# [WORK TO COMPLETE]
Decide whether each statement agrees with the Charlton Warren profile. Answer yes or no, and quote the words of the profile that decide it. 1. Warren was recruited by the University of Georgia. 2. Warren earned his MBA before graduating from the Air Force Academy. 3. Warren coached at Florida for two seasons.

# [PAGE EXTRACT]

--

Charlton Warren

Current position
- Title: Co-defensive coordinator, defensive backs coach
- Team: NC State
- Conference: ACC

Biographical details
- Born: January 17, 1977 (age 49) Atlanta, Georgia, U.S.

Playing career
- 1996–1998: Air Force
- Position: Defensive back

Coaching career (HC unless noted)
- 2005–2006: Air Force (GA)
- 2007: Air Force (DB/RC)
- 2008–2011: Air Force (co-DC/DB/RC)
- 2012–2013: Air Force (AHC/DC/RC)
- 2014: Nebraska (DB)
- 2015–2016: North Carolina (DB)
- 2017: Tennessee (DB/ST)
- 2018: Florida (CB)
- 2019–2020: Georgia (DB)
- 2021: Indiana (DC/LB)
- 2022–2023: North Carolina (Co-DC/DB)
- 2024: North Carolina (AHC/DB)
- 2025–present: NC State (co-DC/DB)

= Charlton Warren =

American football player and coach (born 1977)

Charlton Warren (born January 17, 1977) is an American college football coach who is currently co-defensive coordinator and defensive backs coach at North Carolina State University. Prior to entering the coaching ranks, Warren served in the United States Air Force.

==Playing career==
Warren grew up in Conley, Georgia, a suburb of Atlanta, and attended Forest Park High School, where he played football and participated in the Air Force Reserve Officer Training Corps. He was recruited by Furman University and the University of Georgia, but chose to attend the United States Air Force Academy in Colorado Springs, Colorado. Warren played defensive back at Air Force and graduated in 1999 with a bachelor's degree in human factors engineering. Following his graduation, he spent a decade on active duty with the United States Air Force. Warren earned an MBA from Georgia College & State University in 2003.

--

# [INFORMATION SHOWN]
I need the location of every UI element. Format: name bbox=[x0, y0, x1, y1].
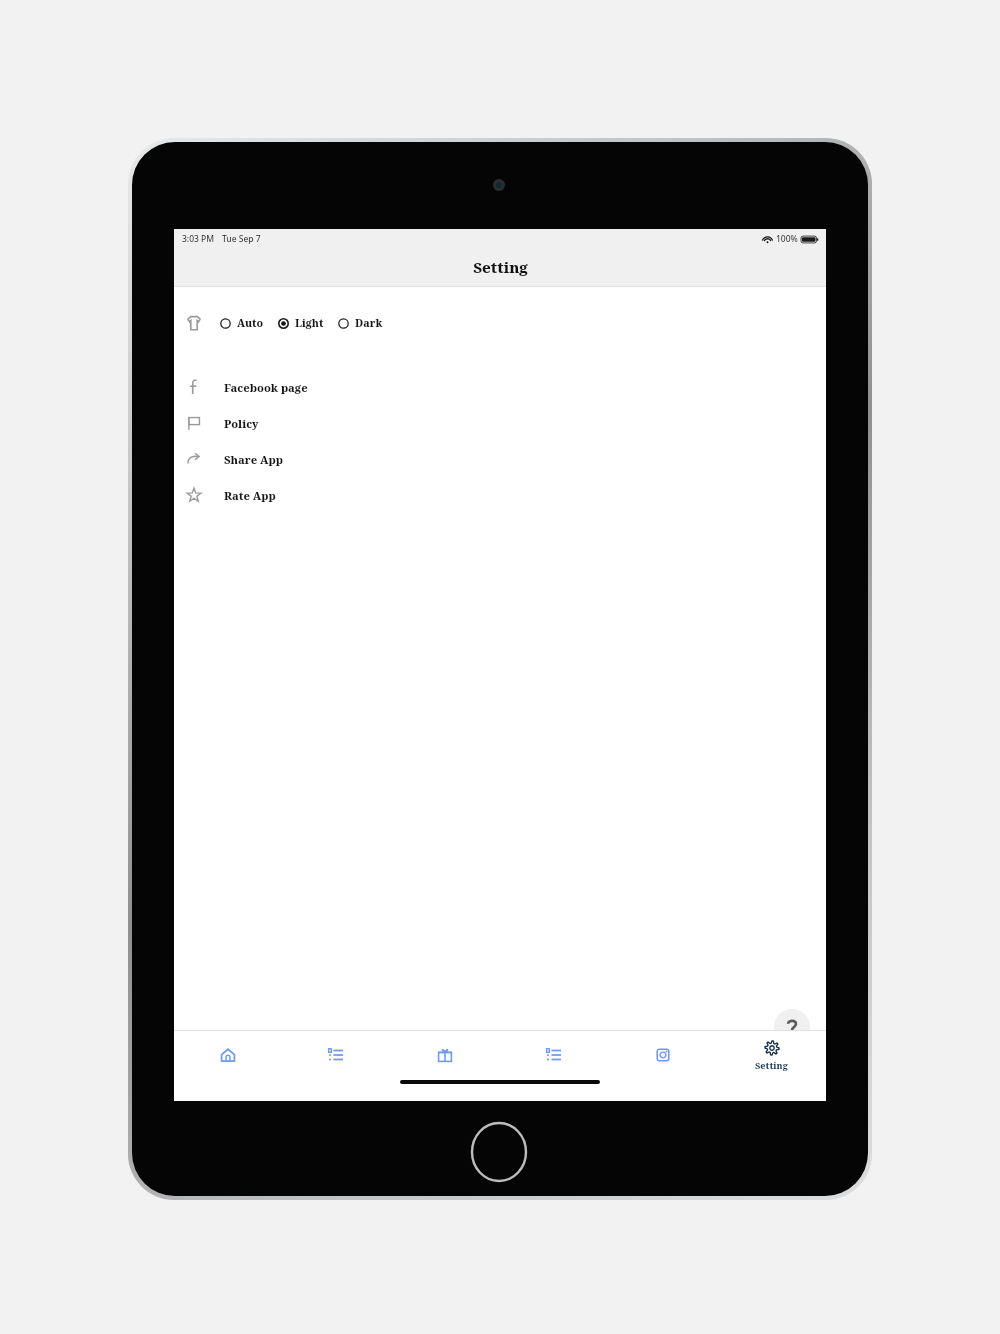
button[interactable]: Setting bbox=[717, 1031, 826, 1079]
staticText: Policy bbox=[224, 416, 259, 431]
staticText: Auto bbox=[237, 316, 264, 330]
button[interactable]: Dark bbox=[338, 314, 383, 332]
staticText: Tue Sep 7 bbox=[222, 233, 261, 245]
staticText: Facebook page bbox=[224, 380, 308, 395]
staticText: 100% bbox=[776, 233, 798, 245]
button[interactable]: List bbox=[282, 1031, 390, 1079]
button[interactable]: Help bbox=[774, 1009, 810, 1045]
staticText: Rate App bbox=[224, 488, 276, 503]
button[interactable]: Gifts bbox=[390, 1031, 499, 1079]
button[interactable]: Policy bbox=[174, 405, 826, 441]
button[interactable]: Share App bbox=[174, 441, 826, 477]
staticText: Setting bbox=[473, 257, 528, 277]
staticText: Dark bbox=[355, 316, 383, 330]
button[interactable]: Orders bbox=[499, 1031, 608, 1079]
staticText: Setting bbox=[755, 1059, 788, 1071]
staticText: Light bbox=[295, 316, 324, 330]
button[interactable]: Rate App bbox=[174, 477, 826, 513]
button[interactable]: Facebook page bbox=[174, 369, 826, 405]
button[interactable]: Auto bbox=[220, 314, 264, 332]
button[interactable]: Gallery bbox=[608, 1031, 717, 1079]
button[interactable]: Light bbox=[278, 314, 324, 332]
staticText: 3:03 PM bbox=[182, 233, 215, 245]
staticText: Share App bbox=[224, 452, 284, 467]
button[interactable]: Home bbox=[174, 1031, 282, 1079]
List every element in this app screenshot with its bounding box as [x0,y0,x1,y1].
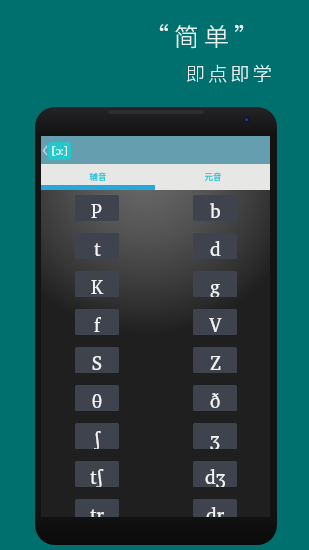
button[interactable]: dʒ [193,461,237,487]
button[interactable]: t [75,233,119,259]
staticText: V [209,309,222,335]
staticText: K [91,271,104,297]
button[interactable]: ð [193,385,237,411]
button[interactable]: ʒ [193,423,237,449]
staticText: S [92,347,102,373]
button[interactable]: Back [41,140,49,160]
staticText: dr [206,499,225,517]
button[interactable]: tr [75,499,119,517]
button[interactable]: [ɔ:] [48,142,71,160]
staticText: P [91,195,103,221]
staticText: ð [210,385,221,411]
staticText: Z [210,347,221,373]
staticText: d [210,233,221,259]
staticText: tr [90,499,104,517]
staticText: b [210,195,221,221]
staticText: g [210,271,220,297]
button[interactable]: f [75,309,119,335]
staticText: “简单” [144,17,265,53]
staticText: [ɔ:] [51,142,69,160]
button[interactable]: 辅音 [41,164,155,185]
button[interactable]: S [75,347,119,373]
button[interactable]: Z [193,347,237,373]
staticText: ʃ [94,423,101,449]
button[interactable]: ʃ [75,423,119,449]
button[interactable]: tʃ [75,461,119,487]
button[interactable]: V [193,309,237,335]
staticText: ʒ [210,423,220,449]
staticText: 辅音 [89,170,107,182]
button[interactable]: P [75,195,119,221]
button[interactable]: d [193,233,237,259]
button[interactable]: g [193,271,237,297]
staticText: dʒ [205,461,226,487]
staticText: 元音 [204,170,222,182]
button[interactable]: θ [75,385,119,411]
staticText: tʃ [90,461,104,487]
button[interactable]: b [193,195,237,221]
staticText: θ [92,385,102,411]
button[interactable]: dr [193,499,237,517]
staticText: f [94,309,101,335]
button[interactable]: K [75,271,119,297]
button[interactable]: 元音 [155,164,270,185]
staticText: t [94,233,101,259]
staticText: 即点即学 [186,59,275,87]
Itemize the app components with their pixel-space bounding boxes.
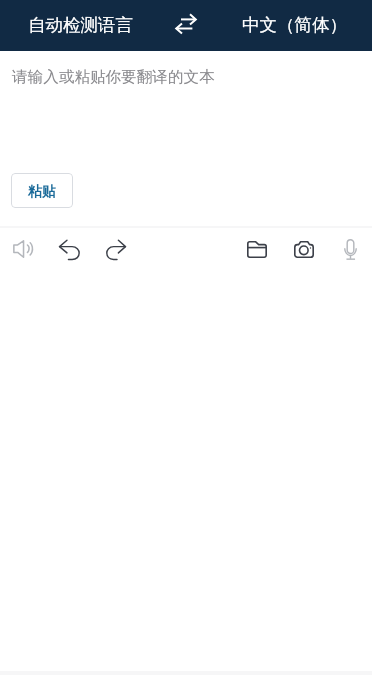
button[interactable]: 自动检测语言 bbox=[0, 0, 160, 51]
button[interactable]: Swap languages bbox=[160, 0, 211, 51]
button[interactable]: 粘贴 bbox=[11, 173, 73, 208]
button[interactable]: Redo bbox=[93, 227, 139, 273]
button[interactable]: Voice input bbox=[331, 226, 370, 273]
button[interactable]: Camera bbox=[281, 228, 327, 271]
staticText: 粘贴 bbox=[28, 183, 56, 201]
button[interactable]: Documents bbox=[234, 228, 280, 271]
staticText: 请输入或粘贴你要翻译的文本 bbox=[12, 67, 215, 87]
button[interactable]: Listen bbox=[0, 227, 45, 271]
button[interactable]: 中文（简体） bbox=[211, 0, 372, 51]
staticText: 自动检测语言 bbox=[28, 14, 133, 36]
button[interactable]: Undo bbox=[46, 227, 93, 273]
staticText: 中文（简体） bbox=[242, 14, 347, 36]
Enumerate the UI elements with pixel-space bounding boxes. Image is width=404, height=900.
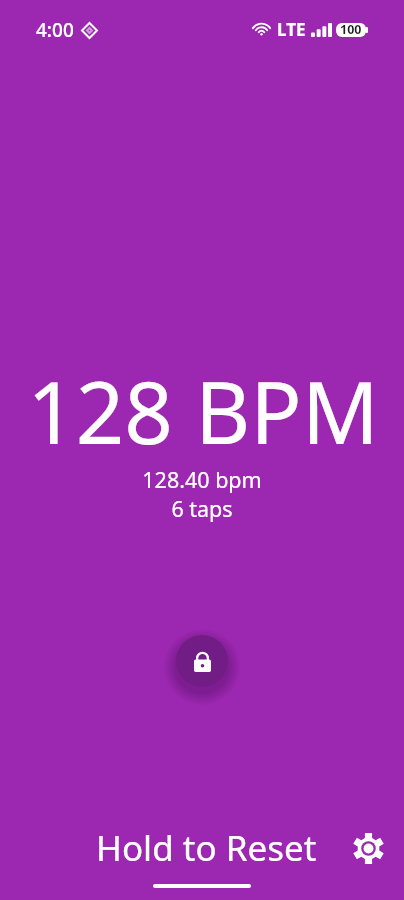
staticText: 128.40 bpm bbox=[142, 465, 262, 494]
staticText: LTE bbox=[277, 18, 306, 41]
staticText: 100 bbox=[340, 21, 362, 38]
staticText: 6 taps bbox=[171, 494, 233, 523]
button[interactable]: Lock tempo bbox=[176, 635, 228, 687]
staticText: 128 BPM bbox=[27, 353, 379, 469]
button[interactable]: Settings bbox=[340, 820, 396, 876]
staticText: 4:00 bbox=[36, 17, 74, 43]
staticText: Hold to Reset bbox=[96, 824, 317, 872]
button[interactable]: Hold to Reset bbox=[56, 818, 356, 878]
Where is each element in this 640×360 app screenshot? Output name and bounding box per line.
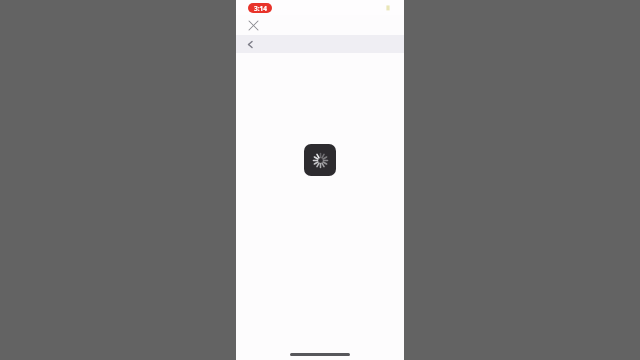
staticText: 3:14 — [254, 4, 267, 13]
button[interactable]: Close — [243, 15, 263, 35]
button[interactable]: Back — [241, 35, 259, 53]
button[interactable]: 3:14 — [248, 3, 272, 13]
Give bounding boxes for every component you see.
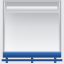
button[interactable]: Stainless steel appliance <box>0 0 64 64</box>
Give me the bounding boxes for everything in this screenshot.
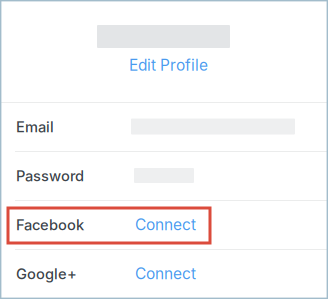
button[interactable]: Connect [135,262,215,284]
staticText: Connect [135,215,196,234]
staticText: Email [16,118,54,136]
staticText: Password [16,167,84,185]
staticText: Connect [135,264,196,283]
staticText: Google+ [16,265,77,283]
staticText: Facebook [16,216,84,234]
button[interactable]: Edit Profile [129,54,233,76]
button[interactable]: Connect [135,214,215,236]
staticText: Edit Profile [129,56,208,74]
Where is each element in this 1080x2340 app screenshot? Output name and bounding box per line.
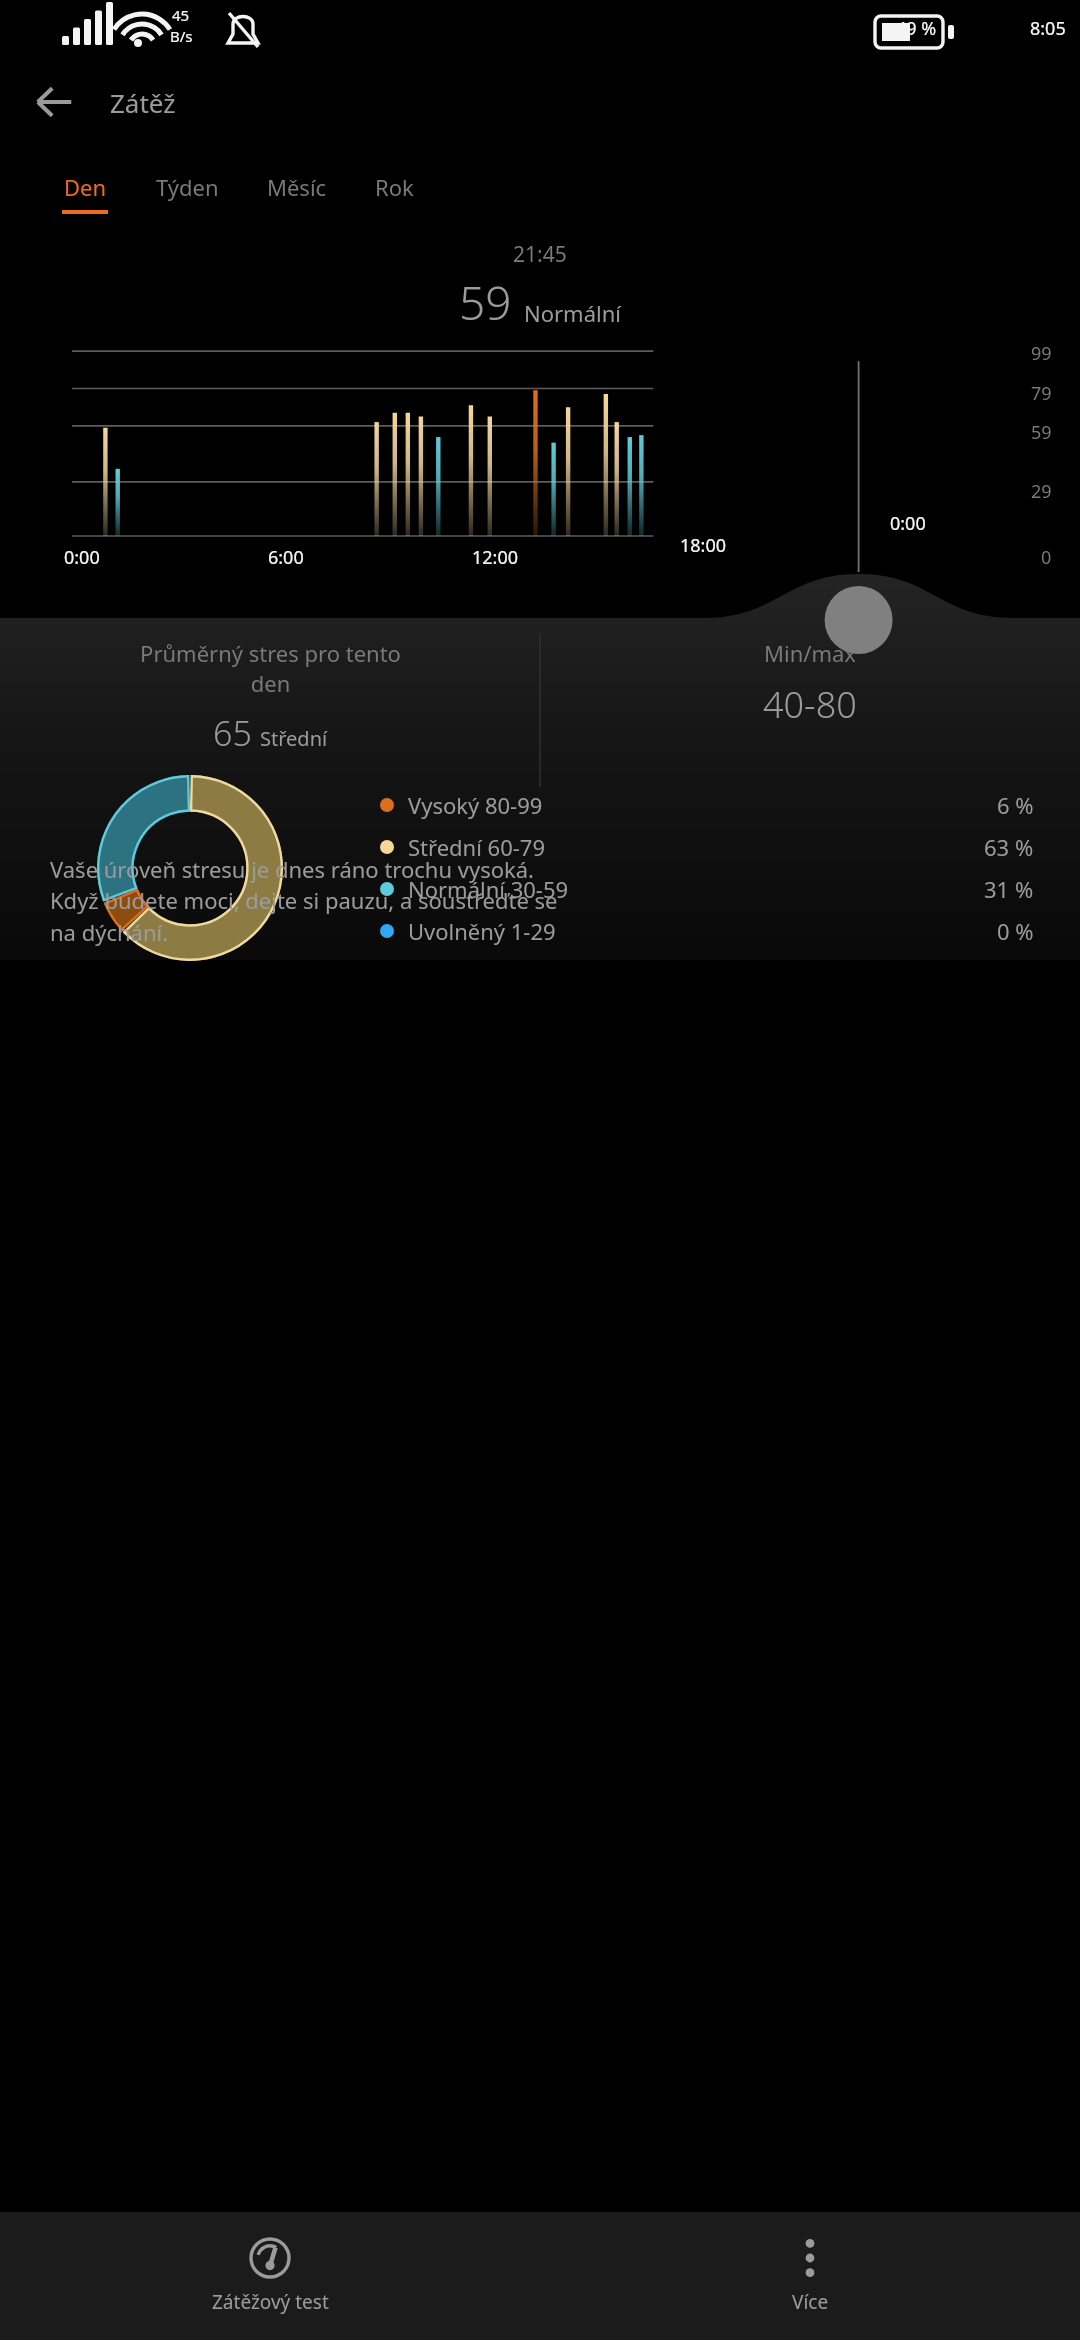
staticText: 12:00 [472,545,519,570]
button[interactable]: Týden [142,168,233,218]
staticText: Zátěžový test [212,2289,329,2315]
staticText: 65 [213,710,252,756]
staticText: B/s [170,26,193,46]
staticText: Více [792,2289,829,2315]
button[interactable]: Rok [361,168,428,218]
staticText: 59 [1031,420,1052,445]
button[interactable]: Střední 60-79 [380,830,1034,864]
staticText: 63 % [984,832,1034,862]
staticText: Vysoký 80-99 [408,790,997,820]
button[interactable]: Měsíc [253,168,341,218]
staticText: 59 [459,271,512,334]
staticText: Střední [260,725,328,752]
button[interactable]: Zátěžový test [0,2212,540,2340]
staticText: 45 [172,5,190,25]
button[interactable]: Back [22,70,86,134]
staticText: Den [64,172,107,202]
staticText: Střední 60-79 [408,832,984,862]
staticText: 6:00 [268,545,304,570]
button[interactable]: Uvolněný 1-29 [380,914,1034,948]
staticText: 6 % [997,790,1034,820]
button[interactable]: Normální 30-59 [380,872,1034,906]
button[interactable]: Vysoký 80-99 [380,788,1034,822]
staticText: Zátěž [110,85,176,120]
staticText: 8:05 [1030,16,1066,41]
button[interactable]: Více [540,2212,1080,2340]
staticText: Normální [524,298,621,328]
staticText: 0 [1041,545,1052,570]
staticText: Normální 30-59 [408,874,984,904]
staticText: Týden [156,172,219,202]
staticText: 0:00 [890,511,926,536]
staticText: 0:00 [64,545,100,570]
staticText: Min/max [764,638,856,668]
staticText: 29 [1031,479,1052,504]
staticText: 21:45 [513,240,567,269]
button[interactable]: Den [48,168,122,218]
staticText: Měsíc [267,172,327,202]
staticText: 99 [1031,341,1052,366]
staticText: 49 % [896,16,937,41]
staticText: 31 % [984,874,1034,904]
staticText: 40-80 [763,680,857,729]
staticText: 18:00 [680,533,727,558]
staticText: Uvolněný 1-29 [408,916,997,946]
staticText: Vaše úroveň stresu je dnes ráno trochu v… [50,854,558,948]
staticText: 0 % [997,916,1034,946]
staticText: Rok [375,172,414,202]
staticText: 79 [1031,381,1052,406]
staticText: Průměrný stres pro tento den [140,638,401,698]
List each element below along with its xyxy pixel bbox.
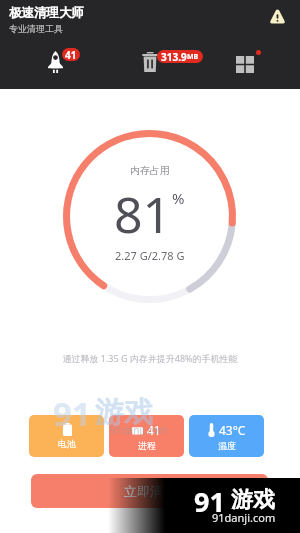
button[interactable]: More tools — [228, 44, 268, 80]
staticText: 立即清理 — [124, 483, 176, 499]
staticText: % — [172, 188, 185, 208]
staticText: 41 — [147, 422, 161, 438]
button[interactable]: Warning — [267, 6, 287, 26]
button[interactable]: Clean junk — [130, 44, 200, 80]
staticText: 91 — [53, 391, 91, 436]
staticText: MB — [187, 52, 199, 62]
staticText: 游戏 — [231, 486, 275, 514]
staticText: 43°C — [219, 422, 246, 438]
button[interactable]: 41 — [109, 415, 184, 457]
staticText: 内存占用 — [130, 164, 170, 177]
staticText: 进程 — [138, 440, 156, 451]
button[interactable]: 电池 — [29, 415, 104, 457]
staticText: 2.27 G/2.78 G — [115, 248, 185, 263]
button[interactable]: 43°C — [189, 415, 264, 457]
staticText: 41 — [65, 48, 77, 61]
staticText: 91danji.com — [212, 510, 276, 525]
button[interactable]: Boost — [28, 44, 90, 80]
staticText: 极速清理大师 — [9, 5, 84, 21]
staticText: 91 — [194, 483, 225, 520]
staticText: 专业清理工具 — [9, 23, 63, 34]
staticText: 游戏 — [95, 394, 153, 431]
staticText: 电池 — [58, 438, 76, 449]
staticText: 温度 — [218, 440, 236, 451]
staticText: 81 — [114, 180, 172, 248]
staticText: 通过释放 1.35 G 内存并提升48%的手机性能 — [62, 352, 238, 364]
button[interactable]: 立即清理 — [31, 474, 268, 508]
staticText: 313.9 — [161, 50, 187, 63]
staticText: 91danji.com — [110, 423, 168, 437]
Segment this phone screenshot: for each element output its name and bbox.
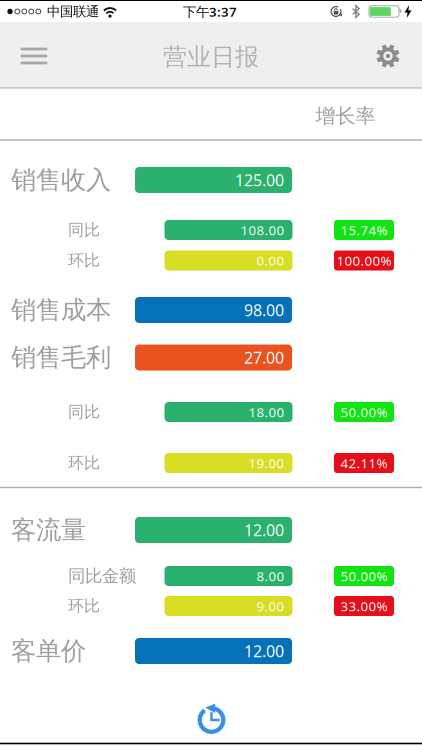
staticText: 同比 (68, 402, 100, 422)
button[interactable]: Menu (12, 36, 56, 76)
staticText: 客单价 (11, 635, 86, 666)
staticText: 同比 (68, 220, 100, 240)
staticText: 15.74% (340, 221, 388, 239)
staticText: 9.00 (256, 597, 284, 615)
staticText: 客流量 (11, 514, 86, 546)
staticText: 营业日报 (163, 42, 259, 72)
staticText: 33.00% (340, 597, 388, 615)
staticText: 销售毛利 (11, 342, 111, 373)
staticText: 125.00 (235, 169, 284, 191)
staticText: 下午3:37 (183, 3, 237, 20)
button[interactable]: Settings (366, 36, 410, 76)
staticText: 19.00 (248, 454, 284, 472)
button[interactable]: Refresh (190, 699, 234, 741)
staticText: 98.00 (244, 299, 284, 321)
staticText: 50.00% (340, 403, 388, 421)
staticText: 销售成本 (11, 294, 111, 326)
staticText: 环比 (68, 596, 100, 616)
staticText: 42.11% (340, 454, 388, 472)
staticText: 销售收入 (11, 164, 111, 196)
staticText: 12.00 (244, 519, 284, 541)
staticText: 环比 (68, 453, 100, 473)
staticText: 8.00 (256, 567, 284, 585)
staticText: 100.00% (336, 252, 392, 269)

--

# [SOLUTION FOR THIS TASK]
1. Yes: "He was recruited by Furman University and the University of Georgia"
2. No: "graduated in 1999" and "Warren earned an MBA from Georgia College & State University in 2003"
3. No: "2018: Florida (CB)"